— START OF The data —

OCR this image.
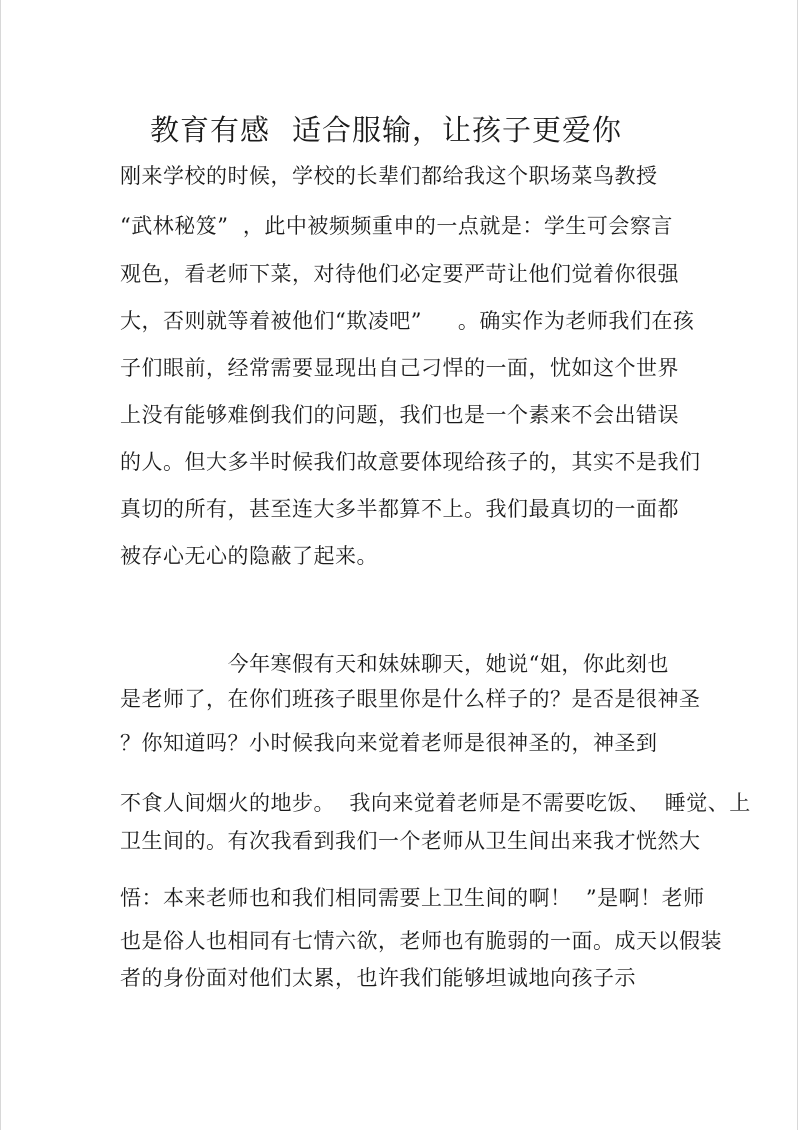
教育有感 适合服输，让孩子更爱你
刚来学校的时候，学校的长辈们都给我这个职场菜鸟教授
“武林秘笈”  ，此中被频频重申的一点就是：学生可会察言
观色，看老师下菜，对待他们必定要严苛让他们觉着你很强
大，否则就等着被他们“欺凌吧”     。确实作为老师我们在孩
子们眼前，经常需要显现出自己刁悍的一面，忧如这个世界
上没有能够难倒我们的问题，我们也是一个素来不会出错误
的人。但大多半时候我们故意要体现给孩子的，其实不是我们
真切的所有，甚至连大多半都算不上。我们最真切的一面都
被存心无心的隐蔽了起来。
今年寒假有天和妹妹聊天，她说“姐，你此刻也
是老师了，在你们班孩子眼里你是什么样子的？是否是很神圣
？你知道吗？小时候我向来觉着老师是很神圣的，神圣到
不食人间烟火的地步。  我向来觉着老师是不需要吃饭、  睡觉、上
卫生间的。有次我看到我们一个老师从卫生间出来我才恍然大
悟：本来老师也和我们相同需要上卫生间的啊！  ”是啊！老师
也是俗人也相同有七情六欲，老师也有脆弱的一面。成天以假装
者的身份面对他们太累，也许我们能够坦诚地向孩子示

— END OF The data —

From the records given above, reproduce all text exactly and exclude each picture.

Completed exercise:
OCR this image.
教育有感 适合服输，让孩子更爱你
刚来学校的时候，学校的长辈们都给我这个职场菜鸟教授
“武林秘笈”  ，此中被频频重申的一点就是：学生可会察言
观色，看老师下菜，对待他们必定要严苛让他们觉着你很强
大，否则就等着被他们“欺凌吧”     。确实作为老师我们在孩
子们眼前，经常需要显现出自己刁悍的一面，忧如这个世界
上没有能够难倒我们的问题，我们也是一个素来不会出错误
的人。但大多半时候我们故意要体现给孩子的，其实不是我们
真切的所有，甚至连大多半都算不上。我们最真切的一面都
被存心无心的隐蔽了起来。
今年寒假有天和妹妹聊天，她说“姐，你此刻也
是老师了，在你们班孩子眼里你是什么样子的？是否是很神圣
？你知道吗？小时候我向来觉着老师是很神圣的，神圣到
不食人间烟火的地步。  我向来觉着老师是不需要吃饭、  睡觉、上
卫生间的。有次我看到我们一个老师从卫生间出来我才恍然大
悟：本来老师也和我们相同需要上卫生间的啊！  ”是啊！老师
也是俗人也相同有七情六欲，老师也有脆弱的一面。成天以假装
者的身份面对他们太累，也许我们能够坦诚地向孩子示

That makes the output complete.